** Start of DATA TO USE **
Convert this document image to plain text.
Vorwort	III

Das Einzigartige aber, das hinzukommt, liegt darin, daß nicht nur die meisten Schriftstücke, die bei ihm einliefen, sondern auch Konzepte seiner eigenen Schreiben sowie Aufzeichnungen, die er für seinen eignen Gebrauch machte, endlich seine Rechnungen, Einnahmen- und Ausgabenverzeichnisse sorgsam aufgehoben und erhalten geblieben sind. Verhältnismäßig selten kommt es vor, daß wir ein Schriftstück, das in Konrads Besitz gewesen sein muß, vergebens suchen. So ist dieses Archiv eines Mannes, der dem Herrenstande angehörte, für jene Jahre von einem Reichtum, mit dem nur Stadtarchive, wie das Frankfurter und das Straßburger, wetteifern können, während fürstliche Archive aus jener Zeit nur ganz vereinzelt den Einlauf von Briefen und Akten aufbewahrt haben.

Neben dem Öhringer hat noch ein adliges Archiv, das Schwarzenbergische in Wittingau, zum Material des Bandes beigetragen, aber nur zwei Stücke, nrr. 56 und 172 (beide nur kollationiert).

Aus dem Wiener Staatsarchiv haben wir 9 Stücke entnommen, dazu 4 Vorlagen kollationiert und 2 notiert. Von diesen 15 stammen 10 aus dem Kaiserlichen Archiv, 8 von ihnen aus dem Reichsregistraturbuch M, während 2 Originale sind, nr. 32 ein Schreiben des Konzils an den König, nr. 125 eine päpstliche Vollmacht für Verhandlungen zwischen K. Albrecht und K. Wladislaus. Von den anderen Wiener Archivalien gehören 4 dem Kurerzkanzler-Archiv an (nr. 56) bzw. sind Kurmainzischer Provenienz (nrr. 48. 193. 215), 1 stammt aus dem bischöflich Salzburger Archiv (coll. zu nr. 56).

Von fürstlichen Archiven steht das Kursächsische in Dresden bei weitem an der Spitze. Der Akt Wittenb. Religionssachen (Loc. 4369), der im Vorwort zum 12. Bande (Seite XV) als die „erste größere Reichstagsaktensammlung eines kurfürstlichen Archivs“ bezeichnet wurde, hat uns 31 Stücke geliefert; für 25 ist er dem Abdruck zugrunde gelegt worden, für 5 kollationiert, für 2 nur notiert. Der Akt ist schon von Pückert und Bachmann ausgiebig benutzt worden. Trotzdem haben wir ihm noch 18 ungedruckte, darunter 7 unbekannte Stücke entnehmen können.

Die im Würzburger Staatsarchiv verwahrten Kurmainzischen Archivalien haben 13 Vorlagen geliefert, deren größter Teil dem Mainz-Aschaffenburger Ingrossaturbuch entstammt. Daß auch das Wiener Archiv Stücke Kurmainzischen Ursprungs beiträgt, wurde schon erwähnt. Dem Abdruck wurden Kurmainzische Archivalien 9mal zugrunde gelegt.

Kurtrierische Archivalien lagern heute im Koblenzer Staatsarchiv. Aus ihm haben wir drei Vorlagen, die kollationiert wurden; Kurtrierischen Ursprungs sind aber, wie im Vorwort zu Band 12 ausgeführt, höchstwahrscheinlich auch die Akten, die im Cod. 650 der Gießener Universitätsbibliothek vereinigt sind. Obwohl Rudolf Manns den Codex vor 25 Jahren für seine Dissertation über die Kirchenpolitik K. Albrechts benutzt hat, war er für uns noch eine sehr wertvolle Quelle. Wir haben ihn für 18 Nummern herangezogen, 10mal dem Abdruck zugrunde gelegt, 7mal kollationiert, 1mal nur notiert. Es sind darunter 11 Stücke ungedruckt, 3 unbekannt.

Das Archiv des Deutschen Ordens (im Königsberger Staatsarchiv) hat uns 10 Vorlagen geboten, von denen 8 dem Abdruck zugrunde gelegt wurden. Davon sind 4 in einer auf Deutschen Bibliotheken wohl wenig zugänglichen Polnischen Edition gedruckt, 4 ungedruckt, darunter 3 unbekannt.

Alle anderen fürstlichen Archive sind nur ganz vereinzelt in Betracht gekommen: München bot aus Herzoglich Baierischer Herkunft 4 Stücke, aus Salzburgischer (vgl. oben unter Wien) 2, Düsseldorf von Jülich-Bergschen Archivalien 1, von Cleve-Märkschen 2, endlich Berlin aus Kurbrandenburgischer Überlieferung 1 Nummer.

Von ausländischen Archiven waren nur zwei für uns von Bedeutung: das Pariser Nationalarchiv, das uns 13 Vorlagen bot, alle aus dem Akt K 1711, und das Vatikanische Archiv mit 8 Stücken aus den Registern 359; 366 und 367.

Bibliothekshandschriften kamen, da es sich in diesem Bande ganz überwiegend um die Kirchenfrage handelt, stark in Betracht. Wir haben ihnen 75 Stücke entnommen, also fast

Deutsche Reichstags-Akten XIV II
** End of DATA TO USE **
### REQUIREMENT
Hand back the material above in full, exactly as written.

### PROBLEM SOLUTION
Convert this document image to plain text.
Vorwort	III

Das Einzigartige aber, das hinzukommt, liegt darin, daß nicht nur die meisten Schriftstücke, die bei ihm einliefen, sondern auch Konzepte seiner eigenen Schreiben sowie Aufzeichnungen, die er für seinen eignen Gebrauch machte, endlich seine Rechnungen, Einnahmen- und Ausgabenverzeichnisse sorgsam aufgehoben und erhalten geblieben sind. Verhältnismäßig selten kommt es vor, daß wir ein Schriftstück, das in Konrads Besitz gewesen sein muß, vergebens suchen. So ist dieses Archiv eines Mannes, der dem Herrenstande angehörte, für jene Jahre von einem Reichtum, mit dem nur Stadtarchive, wie das Frankfurter und das Straßburger, wetteifern können, während fürstliche Archive aus jener Zeit nur ganz vereinzelt den Einlauf von Briefen und Akten aufbewahrt haben.

Neben dem Öhringer hat noch ein adliges Archiv, das Schwarzenbergische in Wittingau, zum Material des Bandes beigetragen, aber nur zwei Stücke, nrr. 56 und 172 (beide nur kollationiert).

Aus dem Wiener Staatsarchiv haben wir 9 Stücke entnommen, dazu 4 Vorlagen kollationiert und 2 notiert. Von diesen 15 stammen 10 aus dem Kaiserlichen Archiv, 8 von ihnen aus dem Reichsregistraturbuch M, während 2 Originale sind, nr. 32 ein Schreiben des Konzils an den König, nr. 125 eine päpstliche Vollmacht für Verhandlungen zwischen K. Albrecht und K. Wladislaus. Von den anderen Wiener Archivalien gehören 4 dem Kurerzkanzler-Archiv an (nr. 56) bzw. sind Kurmainzischer Provenienz (nrr. 48. 193. 215), 1 stammt aus dem bischöflich Salzburger Archiv (coll. zu nr. 56).

Von fürstlichen Archiven steht das Kursächsische in Dresden bei weitem an der Spitze. Der Akt Wittenb. Religionssachen (Loc. 4369), der im Vorwort zum 12. Bande (Seite XV) als die „erste größere Reichstagsaktensammlung eines kurfürstlichen Archivs“ bezeichnet wurde, hat uns 31 Stücke geliefert; für 25 ist er dem Abdruck zugrunde gelegt worden, für 5 kollationiert, für 2 nur notiert. Der Akt ist schon von Pückert und Bachmann ausgiebig benutzt worden. Trotzdem haben wir ihm noch 18 ungedruckte, darunter 7 unbekannte Stücke entnehmen können.

Die im Würzburger Staatsarchiv verwahrten Kurmainzischen Archivalien haben 13 Vorlagen geliefert, deren größter Teil dem Mainz-Aschaffenburger Ingrossaturbuch entstammt. Daß auch das Wiener Archiv Stücke Kurmainzischen Ursprungs beiträgt, wurde schon erwähnt. Dem Abdruck wurden Kurmainzische Archivalien 9mal zugrunde gelegt.

Kurtrierische Archivalien lagern heute im Koblenzer Staatsarchiv. Aus ihm haben wir drei Vorlagen, die kollationiert wurden; Kurtrierischen Ursprungs sind aber, wie im Vorwort zu Band 12 ausgeführt, höchstwahrscheinlich auch die Akten, die im Cod. 650 der Gießener Universitätsbibliothek vereinigt sind. Obwohl Rudolf Manns den Codex vor 25 Jahren für seine Dissertation über die Kirchenpolitik K. Albrechts benutzt hat, war er für uns noch eine sehr wertvolle Quelle. Wir haben ihn für 18 Nummern herangezogen, 10mal dem Abdruck zugrunde gelegt, 7mal kollationiert, 1mal nur notiert. Es sind darunter 11 Stücke ungedruckt, 3 unbekannt.

Das Archiv des Deutschen Ordens (im Königsberger Staatsarchiv) hat uns 10 Vorlagen geboten, von denen 8 dem Abdruck zugrunde gelegt wurden. Davon sind 4 in einer auf Deutschen Bibliotheken wohl wenig zugänglichen Polnischen Edition gedruckt, 4 ungedruckt, darunter 3 unbekannt.

Alle anderen fürstlichen Archive sind nur ganz vereinzelt in Betracht gekommen: München bot aus Herzoglich Baierischer Herkunft 4 Stücke, aus Salzburgischer (vgl. oben unter Wien) 2, Düsseldorf von Jülich-Bergschen Archivalien 1, von Cleve-Märkschen 2, endlich Berlin aus Kurbrandenburgischer Überlieferung 1 Nummer.

Von ausländischen Archiven waren nur zwei für uns von Bedeutung: das Pariser Nationalarchiv, das uns 13 Vorlagen bot, alle aus dem Akt K 1711, und das Vatikanische Archiv mit 8 Stücken aus den Registern 359; 366 und 367.

Bibliothekshandschriften kamen, da es sich in diesem Bande ganz überwiegend um die Kirchenfrage handelt, stark in Betracht. Wir haben ihnen 75 Stücke entnommen, also fast

Deutsche Reichstags-Akten XIV II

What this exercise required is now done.